**MATERIAL FOR THIS TASK**
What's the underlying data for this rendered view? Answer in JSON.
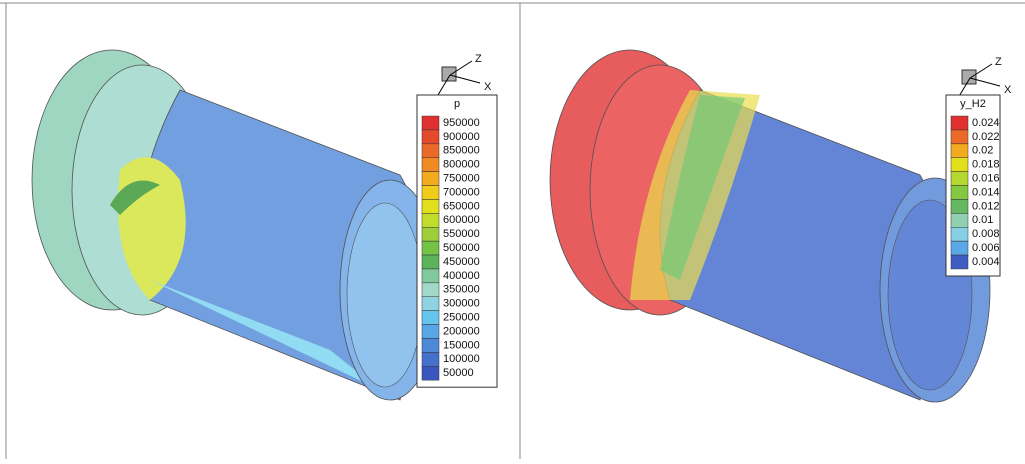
{
  "panels": [
    {
      "axes": {
        "z": "Z",
        "x": "X"
      },
      "legend": {
        "title": "p",
        "labels": [
          "950000",
          "900000",
          "850000",
          "800000",
          "750000",
          "700000",
          "650000",
          "600000",
          "550000",
          "500000",
          "450000",
          "400000",
          "350000",
          "300000",
          "250000",
          "200000",
          "150000",
          "100000",
          "50000"
        ],
        "colors": [
          "#e03030",
          "#e64a2c",
          "#ec6a27",
          "#f08a22",
          "#f2ab1e",
          "#f2cc1b",
          "#e2e01c",
          "#c2dc2c",
          "#9ccf3a",
          "#74c246",
          "#5db35a",
          "#80c99c",
          "#a2d8c8",
          "#8fd3e2",
          "#66c5ef",
          "#58a6e6",
          "#4e89d8",
          "#4570cc",
          "#3b55bf"
        ]
      }
    },
    {
      "axes": {
        "z": "Z",
        "x": "X"
      },
      "legend": {
        "title": "y_H2",
        "labels": [
          "0.024",
          "0.022",
          "0.02",
          "0.018",
          "0.016",
          "0.014",
          "0.012",
          "0.01",
          "0.008",
          "0.006",
          "0.004"
        ],
        "colors": [
          "#e03030",
          "#ec6a27",
          "#f2ab1e",
          "#e2e01c",
          "#b5d830",
          "#84c840",
          "#66b860",
          "#90d0b0",
          "#86d0e4",
          "#5aa8e6",
          "#3f5cc2"
        ]
      }
    }
  ]
}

**INSTRUCTIONS TO FOLLOW**
Exactly reproduce the entries above, minus the pictures.

**ANSWER TO THE EXERCISE**
What's the underlying data for this rendered view? Answer in JSON.
{
  "panels": [
    {
      "axes": {
        "z": "Z",
        "x": "X"
      },
      "legend": {
        "title": "p",
        "labels": [
          "950000",
          "900000",
          "850000",
          "800000",
          "750000",
          "700000",
          "650000",
          "600000",
          "550000",
          "500000",
          "450000",
          "400000",
          "350000",
          "300000",
          "250000",
          "200000",
          "150000",
          "100000",
          "50000"
        ],
        "colors": [
          "#e03030",
          "#e64a2c",
          "#ec6a27",
          "#f08a22",
          "#f2ab1e",
          "#f2cc1b",
          "#e2e01c",
          "#c2dc2c",
          "#9ccf3a",
          "#74c246",
          "#5db35a",
          "#80c99c",
          "#a2d8c8",
          "#8fd3e2",
          "#66c5ef",
          "#58a6e6",
          "#4e89d8",
          "#4570cc",
          "#3b55bf"
        ]
      }
    },
    {
      "axes": {
        "z": "Z",
        "x": "X"
      },
      "legend": {
        "title": "y_H2",
        "labels": [
          "0.024",
          "0.022",
          "0.02",
          "0.018",
          "0.016",
          "0.014",
          "0.012",
          "0.01",
          "0.008",
          "0.006",
          "0.004"
        ],
        "colors": [
          "#e03030",
          "#ec6a27",
          "#f2ab1e",
          "#e2e01c",
          "#b5d830",
          "#84c840",
          "#66b860",
          "#90d0b0",
          "#86d0e4",
          "#5aa8e6",
          "#3f5cc2"
        ]
      }
    }
  ]
}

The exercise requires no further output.